··· RECORDS TO USE

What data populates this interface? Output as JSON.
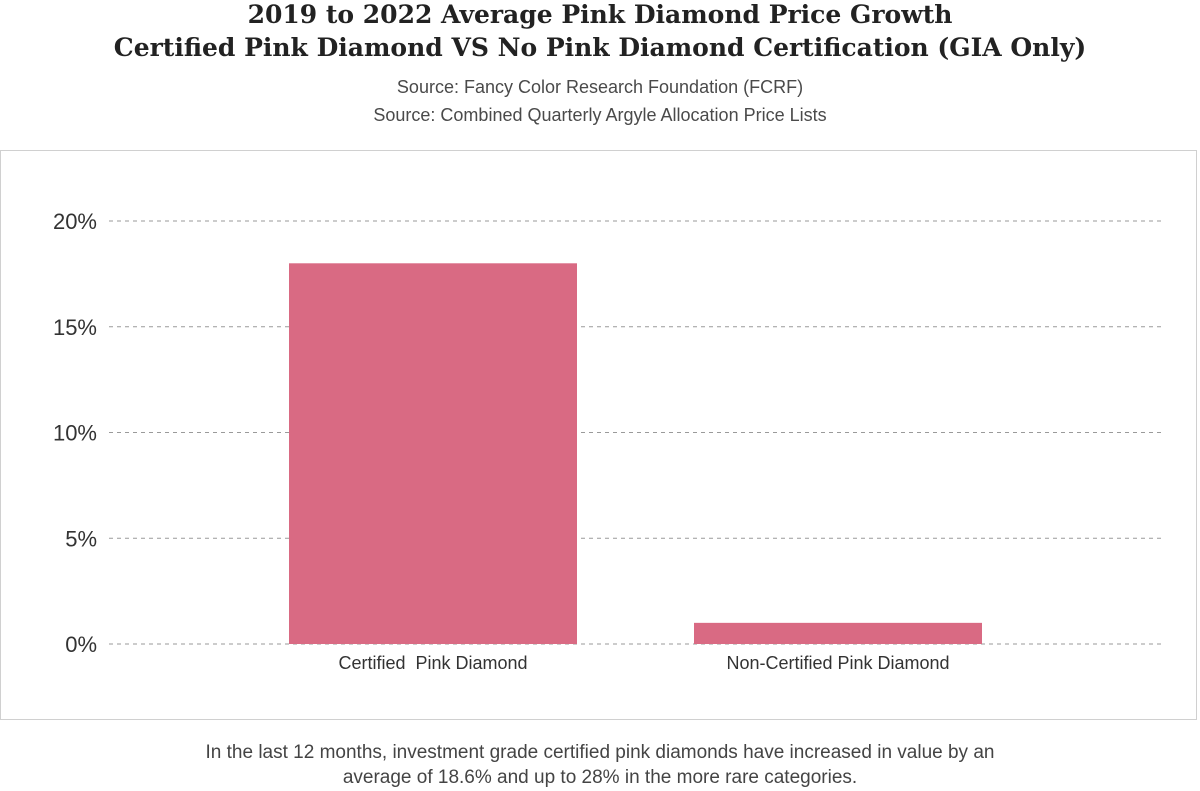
{
  "header": {
    "title_line_1": "2019 to 2022 Average Pink Diamond Price Growth",
    "title_line_2": "Certified Pink Diamond VS No Pink Diamond Certification (GIA Only)",
    "source_1": "Source: Fancy Color Research Foundation (FCRF)",
    "source_2": "Source: Combined Quarterly Argyle Allocation Price Lists"
  },
  "footnote": {
    "line_1": "In the last 12 months, investment grade certified pink diamonds have increased in value by an",
    "line_2": "average of 18.6% and up to 28% in the more rare categories."
  },
  "colors": {
    "bar": "#d96a83",
    "grid": "#9a9a9a",
    "axis_text": "#333333"
  },
  "chart_data": {
    "type": "bar",
    "categories": [
      "Certified  Pink Diamond",
      "Non-Certified Pink Diamond"
    ],
    "values": [
      18.0,
      1.0
    ],
    "yticks": [
      0,
      5,
      10,
      15,
      20
    ],
    "ytick_labels": [
      "0%",
      "5%",
      "10%",
      "15%",
      "20%"
    ],
    "ylim": [
      0,
      20
    ],
    "grid": true,
    "legend": "none"
  }
}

······

PROBLEM DETAILS
Transcribe the material exactly, leaving every picture out.

RESULT BELOW
What data populates this interface? Output as JSON.
{
  "header": {
    "title_line_1": "2019 to 2022 Average Pink Diamond Price Growth",
    "title_line_2": "Certified Pink Diamond VS No Pink Diamond Certification (GIA Only)",
    "source_1": "Source: Fancy Color Research Foundation (FCRF)",
    "source_2": "Source: Combined Quarterly Argyle Allocation Price Lists"
  },
  "footnote": {
    "line_1": "In the last 12 months, investment grade certified pink diamonds have increased in value by an",
    "line_2": "average of 18.6% and up to 28% in the more rare categories."
  },
  "colors": {
    "bar": "#d96a83",
    "grid": "#9a9a9a",
    "axis_text": "#333333"
  },
  "chart_data": {
    "type": "bar",
    "categories": [
      "Certified  Pink Diamond",
      "Non-Certified Pink Diamond"
    ],
    "values": [
      18.0,
      1.0
    ],
    "yticks": [
      0,
      5,
      10,
      15,
      20
    ],
    "ytick_labels": [
      "0%",
      "5%",
      "10%",
      "15%",
      "20%"
    ],
    "ylim": [
      0,
      20
    ],
    "grid": true,
    "legend": "none"
  }
}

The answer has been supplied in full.